# PROBLEM STATEMENT
Copy every line of the following data that includes the string "JSON".

# RECORDS SUPPLIED
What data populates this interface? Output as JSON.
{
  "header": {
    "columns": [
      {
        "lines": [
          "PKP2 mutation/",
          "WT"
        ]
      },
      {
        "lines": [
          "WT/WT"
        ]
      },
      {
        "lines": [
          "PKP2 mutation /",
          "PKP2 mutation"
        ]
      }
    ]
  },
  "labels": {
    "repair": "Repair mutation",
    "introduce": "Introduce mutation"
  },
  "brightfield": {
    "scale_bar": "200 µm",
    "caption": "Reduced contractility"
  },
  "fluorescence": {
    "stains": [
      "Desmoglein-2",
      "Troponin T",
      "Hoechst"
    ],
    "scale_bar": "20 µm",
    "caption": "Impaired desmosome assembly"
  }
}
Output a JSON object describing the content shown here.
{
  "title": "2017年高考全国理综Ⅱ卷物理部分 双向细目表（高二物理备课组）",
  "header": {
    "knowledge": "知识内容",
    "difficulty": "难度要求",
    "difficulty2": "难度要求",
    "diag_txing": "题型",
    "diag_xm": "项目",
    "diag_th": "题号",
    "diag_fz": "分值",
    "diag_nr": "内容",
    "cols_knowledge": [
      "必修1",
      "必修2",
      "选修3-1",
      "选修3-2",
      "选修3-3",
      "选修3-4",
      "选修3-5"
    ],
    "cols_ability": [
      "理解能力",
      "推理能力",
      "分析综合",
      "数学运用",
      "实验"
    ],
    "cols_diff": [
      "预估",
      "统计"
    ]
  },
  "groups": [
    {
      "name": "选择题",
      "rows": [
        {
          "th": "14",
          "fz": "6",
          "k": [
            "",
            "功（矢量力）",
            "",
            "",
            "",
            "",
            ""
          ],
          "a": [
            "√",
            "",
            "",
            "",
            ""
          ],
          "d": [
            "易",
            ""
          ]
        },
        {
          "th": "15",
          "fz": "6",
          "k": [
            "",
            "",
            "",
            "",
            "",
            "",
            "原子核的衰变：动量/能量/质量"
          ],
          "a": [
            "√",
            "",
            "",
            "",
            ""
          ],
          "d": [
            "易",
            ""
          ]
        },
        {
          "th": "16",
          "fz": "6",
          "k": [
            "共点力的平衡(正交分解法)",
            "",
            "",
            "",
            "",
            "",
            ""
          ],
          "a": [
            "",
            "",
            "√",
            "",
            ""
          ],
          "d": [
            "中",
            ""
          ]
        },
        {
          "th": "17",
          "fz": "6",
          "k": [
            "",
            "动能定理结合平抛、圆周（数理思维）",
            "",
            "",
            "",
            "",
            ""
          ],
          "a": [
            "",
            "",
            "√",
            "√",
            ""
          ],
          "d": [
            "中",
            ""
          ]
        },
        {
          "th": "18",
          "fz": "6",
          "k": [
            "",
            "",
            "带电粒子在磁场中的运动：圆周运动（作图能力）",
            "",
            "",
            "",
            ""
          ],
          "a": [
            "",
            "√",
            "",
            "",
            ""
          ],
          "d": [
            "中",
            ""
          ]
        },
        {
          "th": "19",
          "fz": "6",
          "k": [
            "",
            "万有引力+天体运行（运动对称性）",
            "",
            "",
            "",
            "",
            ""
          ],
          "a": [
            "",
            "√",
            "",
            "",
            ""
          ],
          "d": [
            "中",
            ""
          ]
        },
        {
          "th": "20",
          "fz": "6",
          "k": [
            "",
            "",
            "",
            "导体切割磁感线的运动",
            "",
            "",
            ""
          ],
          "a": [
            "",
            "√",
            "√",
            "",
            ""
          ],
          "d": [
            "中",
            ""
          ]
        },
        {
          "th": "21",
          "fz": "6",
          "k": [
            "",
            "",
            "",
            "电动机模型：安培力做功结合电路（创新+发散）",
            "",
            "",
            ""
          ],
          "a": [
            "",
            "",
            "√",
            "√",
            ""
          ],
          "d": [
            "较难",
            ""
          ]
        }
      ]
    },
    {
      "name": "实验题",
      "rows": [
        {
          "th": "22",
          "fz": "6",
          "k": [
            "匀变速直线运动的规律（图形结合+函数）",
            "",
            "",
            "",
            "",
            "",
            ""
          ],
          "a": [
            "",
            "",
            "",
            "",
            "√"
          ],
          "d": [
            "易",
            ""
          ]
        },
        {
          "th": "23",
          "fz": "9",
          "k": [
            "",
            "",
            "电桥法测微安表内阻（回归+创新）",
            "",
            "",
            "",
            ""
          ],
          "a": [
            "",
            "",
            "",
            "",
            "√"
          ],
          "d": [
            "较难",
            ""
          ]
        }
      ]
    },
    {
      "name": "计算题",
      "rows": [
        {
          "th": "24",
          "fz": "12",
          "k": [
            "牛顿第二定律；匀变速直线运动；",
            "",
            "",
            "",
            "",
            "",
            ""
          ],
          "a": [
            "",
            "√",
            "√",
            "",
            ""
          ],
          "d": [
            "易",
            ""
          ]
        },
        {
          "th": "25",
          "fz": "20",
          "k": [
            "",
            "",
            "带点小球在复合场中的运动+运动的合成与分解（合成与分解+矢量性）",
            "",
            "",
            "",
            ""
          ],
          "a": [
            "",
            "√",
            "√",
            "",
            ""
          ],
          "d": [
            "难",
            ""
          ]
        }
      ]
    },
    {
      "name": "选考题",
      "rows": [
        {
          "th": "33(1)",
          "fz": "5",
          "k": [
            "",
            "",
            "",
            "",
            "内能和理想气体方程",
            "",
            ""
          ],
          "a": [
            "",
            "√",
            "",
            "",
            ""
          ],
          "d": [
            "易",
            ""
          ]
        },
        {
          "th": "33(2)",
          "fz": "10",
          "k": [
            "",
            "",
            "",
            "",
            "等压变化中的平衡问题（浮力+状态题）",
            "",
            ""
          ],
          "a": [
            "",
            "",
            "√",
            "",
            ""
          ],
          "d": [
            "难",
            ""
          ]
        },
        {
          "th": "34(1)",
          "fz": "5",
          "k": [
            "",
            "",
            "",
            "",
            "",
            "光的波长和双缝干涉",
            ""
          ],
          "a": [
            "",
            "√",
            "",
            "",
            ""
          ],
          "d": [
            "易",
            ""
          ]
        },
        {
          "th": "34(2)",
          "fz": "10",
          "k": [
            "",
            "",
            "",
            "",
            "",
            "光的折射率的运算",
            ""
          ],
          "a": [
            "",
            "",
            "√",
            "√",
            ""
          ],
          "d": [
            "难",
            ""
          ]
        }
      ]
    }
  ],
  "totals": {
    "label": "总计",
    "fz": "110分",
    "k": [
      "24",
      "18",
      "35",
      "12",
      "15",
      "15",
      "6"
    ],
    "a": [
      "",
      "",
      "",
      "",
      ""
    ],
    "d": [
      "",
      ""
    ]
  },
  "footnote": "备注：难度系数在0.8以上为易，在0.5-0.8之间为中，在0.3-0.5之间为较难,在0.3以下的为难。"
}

# ANSWER BELOW
What data populates this interface? Output as JSON.
Output a JSON object describing the content shown here.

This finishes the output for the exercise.